EXERCISE REQUIREMENTS :: Reproduce the material in full, exactly as written.
:::::
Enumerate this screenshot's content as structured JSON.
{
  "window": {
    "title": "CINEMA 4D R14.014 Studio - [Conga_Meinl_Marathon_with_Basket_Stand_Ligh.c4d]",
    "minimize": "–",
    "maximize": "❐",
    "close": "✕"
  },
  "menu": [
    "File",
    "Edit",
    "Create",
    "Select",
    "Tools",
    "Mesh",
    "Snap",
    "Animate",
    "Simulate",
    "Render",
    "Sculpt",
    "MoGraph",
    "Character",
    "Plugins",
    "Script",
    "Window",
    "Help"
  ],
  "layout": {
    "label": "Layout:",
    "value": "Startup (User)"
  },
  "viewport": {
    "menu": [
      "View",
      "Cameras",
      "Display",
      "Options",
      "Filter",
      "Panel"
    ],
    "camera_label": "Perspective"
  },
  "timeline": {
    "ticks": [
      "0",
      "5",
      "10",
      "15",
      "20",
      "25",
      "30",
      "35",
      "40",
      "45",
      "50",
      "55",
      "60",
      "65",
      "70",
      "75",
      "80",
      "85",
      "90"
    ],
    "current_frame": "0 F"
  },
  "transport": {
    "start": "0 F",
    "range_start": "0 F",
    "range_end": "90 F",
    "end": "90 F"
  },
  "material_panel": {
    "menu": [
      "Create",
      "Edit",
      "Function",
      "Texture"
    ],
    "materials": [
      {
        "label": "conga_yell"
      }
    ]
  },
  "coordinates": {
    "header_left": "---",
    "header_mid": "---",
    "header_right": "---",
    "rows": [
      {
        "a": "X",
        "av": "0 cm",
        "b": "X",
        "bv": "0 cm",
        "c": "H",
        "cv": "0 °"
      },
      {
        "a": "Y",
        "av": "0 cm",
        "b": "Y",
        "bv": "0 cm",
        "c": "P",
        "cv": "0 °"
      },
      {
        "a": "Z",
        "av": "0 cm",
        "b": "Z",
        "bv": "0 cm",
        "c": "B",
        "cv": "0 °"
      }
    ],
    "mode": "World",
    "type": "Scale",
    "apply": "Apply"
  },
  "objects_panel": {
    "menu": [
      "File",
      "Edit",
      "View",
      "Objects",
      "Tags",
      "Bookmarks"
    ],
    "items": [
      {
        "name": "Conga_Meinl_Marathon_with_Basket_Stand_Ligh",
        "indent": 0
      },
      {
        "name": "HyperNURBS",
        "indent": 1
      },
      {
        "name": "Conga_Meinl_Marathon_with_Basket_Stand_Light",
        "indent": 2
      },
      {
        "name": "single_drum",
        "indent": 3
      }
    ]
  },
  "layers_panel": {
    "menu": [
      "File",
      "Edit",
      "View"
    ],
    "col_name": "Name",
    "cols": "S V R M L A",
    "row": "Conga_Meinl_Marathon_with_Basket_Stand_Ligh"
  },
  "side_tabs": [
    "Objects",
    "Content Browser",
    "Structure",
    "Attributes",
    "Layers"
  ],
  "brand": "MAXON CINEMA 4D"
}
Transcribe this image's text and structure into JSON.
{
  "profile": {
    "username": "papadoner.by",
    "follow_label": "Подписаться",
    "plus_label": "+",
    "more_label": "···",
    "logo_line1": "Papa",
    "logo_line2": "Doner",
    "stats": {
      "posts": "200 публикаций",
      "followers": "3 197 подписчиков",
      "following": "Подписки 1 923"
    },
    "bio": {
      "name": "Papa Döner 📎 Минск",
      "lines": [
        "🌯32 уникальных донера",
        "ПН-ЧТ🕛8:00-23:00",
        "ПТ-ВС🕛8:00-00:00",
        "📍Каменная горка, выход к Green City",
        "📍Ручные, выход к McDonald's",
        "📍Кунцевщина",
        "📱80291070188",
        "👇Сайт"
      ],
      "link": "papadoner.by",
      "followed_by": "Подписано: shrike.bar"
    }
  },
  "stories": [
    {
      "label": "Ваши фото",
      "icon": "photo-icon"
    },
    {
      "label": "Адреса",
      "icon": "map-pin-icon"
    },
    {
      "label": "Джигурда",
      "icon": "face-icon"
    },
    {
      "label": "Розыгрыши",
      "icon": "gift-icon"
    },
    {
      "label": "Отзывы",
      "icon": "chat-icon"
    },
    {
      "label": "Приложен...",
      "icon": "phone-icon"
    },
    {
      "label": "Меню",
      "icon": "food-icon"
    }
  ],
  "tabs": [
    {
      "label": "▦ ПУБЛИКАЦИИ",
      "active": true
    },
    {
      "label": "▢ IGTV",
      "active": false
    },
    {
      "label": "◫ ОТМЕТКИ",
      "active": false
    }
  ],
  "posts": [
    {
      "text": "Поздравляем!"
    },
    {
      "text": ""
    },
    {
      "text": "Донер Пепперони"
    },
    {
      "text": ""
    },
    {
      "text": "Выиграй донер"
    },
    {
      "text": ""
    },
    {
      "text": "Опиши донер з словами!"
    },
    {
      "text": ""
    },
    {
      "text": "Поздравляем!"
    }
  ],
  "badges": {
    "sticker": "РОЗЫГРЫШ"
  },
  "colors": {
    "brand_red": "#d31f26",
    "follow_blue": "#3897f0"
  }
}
:::::
ANSWER TO THE PROBLEM ::
Enumerate this screenshot's content as structured JSON.
{
  "window": {
    "title": "CINEMA 4D R14.014 Studio - [Conga_Meinl_Marathon_with_Basket_Stand_Ligh.c4d]",
    "minimize": "–",
    "maximize": "❐",
    "close": "✕"
  },
  "menu": [
    "File",
    "Edit",
    "Create",
    "Select",
    "Tools",
    "Mesh",
    "Snap",
    "Animate",
    "Simulate",
    "Render",
    "Sculpt",
    "MoGraph",
    "Character",
    "Plugins",
    "Script",
    "Window",
    "Help"
  ],
  "layout": {
    "label": "Layout:",
    "value": "Startup (User)"
  },
  "viewport": {
    "menu": [
      "View",
      "Cameras",
      "Display",
      "Options",
      "Filter",
      "Panel"
    ],
    "camera_label": "Perspective"
  },
  "timeline": {
    "ticks": [
      "0",
      "5",
      "10",
      "15",
      "20",
      "25",
      "30",
      "35",
      "40",
      "45",
      "50",
      "55",
      "60",
      "65",
      "70",
      "75",
      "80",
      "85",
      "90"
    ],
    "current_frame": "0 F"
  },
  "transport": {
    "start": "0 F",
    "range_start": "0 F",
    "range_end": "90 F",
    "end": "90 F"
  },
  "material_panel": {
    "menu": [
      "Create",
      "Edit",
      "Function",
      "Texture"
    ],
    "materials": [
      {
        "label": "conga_yell"
      }
    ]
  },
  "coordinates": {
    "header_left": "---",
    "header_mid": "---",
    "header_right": "---",
    "rows": [
      {
        "a": "X",
        "av": "0 cm",
        "b": "X",
        "bv": "0 cm",
        "c": "H",
        "cv": "0 °"
      },
      {
        "a": "Y",
        "av": "0 cm",
        "b": "Y",
        "bv": "0 cm",
        "c": "P",
        "cv": "0 °"
      },
      {
        "a": "Z",
        "av": "0 cm",
        "b": "Z",
        "bv": "0 cm",
        "c": "B",
        "cv": "0 °"
      }
    ],
    "mode": "World",
    "type": "Scale",
    "apply": "Apply"
  },
  "objects_panel": {
    "menu": [
      "File",
      "Edit",
      "View",
      "Objects",
      "Tags",
      "Bookmarks"
    ],
    "items": [
      {
        "name": "Conga_Meinl_Marathon_with_Basket_Stand_Ligh",
        "indent": 0
      },
      {
        "name": "HyperNURBS",
        "indent": 1
      },
      {
        "name": "Conga_Meinl_Marathon_with_Basket_Stand_Light",
        "indent": 2
      },
      {
        "name": "single_drum",
        "indent": 3
      }
    ]
  },
  "layers_panel": {
    "menu": [
      "File",
      "Edit",
      "View"
    ],
    "col_name": "Name",
    "cols": "S V R M L A",
    "row": "Conga_Meinl_Marathon_with_Basket_Stand_Ligh"
  },
  "side_tabs": [
    "Objects",
    "Content Browser",
    "Structure",
    "Attributes",
    "Layers"
  ],
  "brand": "MAXON CINEMA 4D"
}
Transcribe this image's text and structure into JSON.
{
  "profile": {
    "username": "papadoner.by",
    "follow_label": "Подписаться",
    "plus_label": "+",
    "more_label": "···",
    "logo_line1": "Papa",
    "logo_line2": "Doner",
    "stats": {
      "posts": "200 публикаций",
      "followers": "3 197 подписчиков",
      "following": "Подписки 1 923"
    },
    "bio": {
      "name": "Papa Döner 📎 Минск",
      "lines": [
        "🌯32 уникальных донера",
        "ПН-ЧТ🕛8:00-23:00",
        "ПТ-ВС🕛8:00-00:00",
        "📍Каменная горка, выход к Green City",
        "📍Ручные, выход к McDonald's",
        "📍Кунцевщина",
        "📱80291070188",
        "👇Сайт"
      ],
      "link": "papadoner.by",
      "followed_by": "Подписано: shrike.bar"
    }
  },
  "stories": [
    {
      "label": "Ваши фото",
      "icon": "photo-icon"
    },
    {
      "label": "Адреса",
      "icon": "map-pin-icon"
    },
    {
      "label": "Джигурда",
      "icon": "face-icon"
    },
    {
      "label": "Розыгрыши",
      "icon": "gift-icon"
    },
    {
      "label": "Отзывы",
      "icon": "chat-icon"
    },
    {
      "label": "Приложен...",
      "icon": "phone-icon"
    },
    {
      "label": "Меню",
      "icon": "food-icon"
    }
  ],
  "tabs": [
    {
      "label": "▦ ПУБЛИКАЦИИ",
      "active": true
    },
    {
      "label": "▢ IGTV",
      "active": false
    },
    {
      "label": "◫ ОТМЕТКИ",
      "active": false
    }
  ],
  "posts": [
    {
      "text": "Поздравляем!"
    },
    {
      "text": ""
    },
    {
      "text": "Донер Пепперони"
    },
    {
      "text": ""
    },
    {
      "text": "Выиграй донер"
    },
    {
      "text": ""
    },
    {
      "text": "Опиши донер з словами!"
    },
    {
      "text": ""
    },
    {
      "text": "Поздравляем!"
    }
  ],
  "badges": {
    "sticker": "РОЗЫГРЫШ"
  },
  "colors": {
    "brand_red": "#d31f26",
    "follow_blue": "#3897f0"
  }
}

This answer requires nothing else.